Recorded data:
# # # # # # #

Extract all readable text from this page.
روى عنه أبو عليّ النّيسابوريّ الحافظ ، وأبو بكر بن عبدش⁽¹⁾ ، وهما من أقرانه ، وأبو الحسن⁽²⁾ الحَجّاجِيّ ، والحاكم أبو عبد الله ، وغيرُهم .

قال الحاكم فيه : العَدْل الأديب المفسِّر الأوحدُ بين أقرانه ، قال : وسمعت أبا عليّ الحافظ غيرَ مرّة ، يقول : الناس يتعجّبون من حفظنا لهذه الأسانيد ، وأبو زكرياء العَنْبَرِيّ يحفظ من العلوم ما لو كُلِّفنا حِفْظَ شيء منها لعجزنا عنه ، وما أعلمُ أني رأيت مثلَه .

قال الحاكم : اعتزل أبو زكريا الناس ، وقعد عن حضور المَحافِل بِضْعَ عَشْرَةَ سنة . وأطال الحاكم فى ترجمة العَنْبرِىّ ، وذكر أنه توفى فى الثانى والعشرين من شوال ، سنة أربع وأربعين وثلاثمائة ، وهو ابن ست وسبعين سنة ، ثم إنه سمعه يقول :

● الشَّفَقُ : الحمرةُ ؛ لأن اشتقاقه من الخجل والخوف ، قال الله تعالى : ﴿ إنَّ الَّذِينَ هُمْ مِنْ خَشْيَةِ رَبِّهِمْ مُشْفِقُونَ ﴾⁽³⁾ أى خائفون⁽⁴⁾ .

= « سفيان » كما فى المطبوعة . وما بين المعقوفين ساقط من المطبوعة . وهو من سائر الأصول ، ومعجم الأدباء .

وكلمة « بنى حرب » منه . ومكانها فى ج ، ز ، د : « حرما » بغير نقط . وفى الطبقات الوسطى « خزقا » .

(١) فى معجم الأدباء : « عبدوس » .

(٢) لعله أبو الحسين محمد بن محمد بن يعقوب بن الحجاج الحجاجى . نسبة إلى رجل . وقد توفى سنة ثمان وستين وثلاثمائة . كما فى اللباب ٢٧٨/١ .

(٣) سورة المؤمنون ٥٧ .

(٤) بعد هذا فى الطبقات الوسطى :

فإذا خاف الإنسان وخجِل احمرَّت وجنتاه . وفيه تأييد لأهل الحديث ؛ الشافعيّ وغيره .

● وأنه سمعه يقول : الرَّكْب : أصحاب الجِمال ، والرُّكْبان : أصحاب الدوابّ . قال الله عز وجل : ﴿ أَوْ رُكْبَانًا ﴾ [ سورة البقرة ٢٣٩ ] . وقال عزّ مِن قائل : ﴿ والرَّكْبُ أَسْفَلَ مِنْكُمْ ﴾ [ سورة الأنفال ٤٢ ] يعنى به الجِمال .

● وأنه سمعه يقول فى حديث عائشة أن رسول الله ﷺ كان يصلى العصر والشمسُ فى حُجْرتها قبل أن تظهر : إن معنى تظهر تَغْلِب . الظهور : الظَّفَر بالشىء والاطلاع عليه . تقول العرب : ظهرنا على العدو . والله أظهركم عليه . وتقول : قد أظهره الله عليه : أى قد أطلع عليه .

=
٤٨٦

# # # # # # #

# PROBLEM TO WORK ON
Count how many lines in the data contain the word "وأنه", giving the number without comment.

# EXPECTED ANSWER
2